== RECORDS FOR PROCESSING ==

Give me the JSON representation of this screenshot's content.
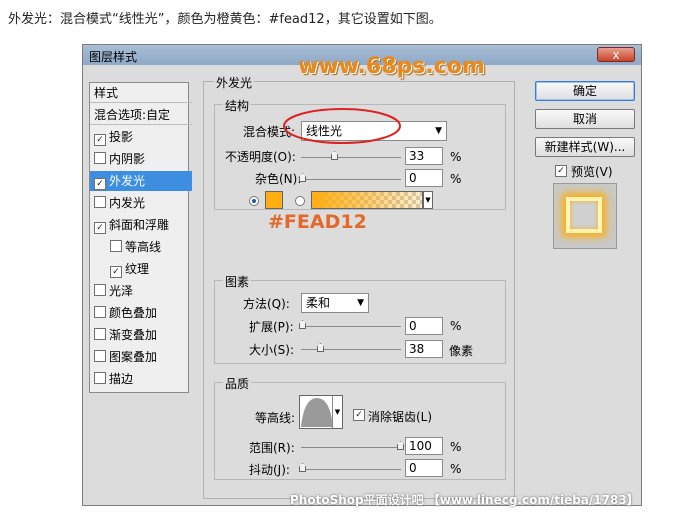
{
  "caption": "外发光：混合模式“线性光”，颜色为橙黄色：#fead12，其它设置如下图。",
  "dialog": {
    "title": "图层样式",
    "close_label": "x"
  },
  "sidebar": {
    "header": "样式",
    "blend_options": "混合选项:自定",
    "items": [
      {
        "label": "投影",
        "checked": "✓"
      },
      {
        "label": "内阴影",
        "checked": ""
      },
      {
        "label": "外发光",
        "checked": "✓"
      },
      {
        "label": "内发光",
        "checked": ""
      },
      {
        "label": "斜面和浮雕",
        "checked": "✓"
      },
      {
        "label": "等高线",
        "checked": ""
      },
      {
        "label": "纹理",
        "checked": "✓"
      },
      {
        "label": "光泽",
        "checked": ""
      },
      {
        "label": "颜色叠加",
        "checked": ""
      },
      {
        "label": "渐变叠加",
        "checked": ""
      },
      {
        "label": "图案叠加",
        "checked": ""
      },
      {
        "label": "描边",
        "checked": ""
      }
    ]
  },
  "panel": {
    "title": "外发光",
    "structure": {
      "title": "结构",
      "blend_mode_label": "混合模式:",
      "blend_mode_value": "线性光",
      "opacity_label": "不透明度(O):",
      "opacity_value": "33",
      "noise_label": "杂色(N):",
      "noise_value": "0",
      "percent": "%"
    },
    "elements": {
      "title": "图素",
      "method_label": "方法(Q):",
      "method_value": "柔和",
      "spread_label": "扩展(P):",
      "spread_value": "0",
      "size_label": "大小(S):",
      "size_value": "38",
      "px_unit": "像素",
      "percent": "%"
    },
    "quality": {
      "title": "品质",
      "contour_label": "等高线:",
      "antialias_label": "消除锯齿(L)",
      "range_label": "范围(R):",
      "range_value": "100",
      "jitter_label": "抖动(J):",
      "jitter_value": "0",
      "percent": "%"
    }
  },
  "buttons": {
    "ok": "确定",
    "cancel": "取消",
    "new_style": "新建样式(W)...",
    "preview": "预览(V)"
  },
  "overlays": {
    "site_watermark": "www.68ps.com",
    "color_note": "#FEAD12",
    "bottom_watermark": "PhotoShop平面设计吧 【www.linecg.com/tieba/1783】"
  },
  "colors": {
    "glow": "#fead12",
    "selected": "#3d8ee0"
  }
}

* * *

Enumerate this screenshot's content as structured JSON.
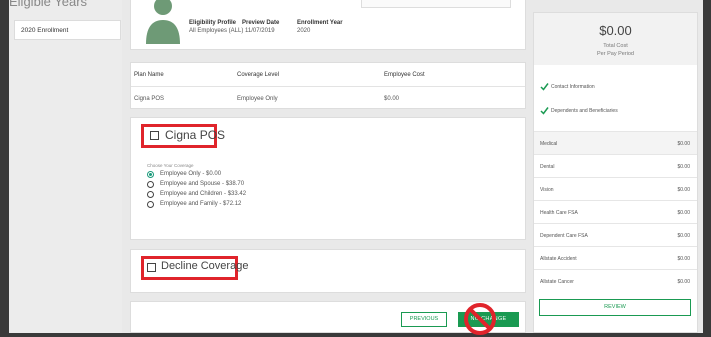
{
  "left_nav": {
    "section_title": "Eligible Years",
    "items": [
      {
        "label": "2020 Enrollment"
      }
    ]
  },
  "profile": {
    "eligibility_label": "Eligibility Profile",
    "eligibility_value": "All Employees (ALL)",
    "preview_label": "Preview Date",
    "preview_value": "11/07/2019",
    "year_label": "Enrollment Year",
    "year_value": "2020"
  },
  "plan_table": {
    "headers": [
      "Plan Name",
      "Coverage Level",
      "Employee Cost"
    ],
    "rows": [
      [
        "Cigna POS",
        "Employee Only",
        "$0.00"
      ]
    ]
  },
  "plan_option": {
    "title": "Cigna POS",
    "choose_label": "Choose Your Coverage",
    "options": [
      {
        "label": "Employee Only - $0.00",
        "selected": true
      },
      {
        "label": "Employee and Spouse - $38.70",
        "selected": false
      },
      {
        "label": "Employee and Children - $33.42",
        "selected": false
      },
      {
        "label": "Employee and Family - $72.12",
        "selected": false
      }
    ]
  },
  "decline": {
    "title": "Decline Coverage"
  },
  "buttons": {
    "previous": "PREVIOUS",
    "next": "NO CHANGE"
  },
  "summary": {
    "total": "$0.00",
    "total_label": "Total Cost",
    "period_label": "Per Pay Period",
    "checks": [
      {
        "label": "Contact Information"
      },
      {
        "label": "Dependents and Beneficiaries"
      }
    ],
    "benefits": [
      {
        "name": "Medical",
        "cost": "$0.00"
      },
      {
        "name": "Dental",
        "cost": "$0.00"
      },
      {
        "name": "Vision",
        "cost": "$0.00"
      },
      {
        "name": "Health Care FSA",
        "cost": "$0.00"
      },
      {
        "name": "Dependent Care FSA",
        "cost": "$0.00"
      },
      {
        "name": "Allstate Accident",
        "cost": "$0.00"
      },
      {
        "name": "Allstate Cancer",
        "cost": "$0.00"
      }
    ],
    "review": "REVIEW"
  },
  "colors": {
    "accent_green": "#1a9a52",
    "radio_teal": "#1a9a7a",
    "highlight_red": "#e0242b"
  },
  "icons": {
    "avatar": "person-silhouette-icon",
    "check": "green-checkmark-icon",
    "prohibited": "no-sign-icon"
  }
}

==

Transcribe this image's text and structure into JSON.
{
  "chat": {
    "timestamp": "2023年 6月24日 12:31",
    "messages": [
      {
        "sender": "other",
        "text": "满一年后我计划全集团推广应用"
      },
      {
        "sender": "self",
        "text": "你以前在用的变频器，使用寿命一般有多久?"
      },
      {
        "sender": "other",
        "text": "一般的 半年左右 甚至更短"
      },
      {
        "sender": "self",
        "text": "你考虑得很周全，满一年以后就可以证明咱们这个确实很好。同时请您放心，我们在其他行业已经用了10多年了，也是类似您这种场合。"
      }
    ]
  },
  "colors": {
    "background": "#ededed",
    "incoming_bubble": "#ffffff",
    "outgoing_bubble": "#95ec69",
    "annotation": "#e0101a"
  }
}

== DIRECTIONS ==
Your task is to gather every line with the word "text" and copy it.

== REPLY ==
Transcribe this image's text and structure into JSON.
        "text": "满一年后我计划全集团推广应用"
        "text": "你以前在用的变频器，使用寿命一般有多久?"
        "text": "一般的 半年左右 甚至更短"
        "text": "你考虑得很周全，满一年以后就可以证明咱们这个确实很好。同时请您放心，我们在其他行业已经用了10多年了，也是类似您这种场合。"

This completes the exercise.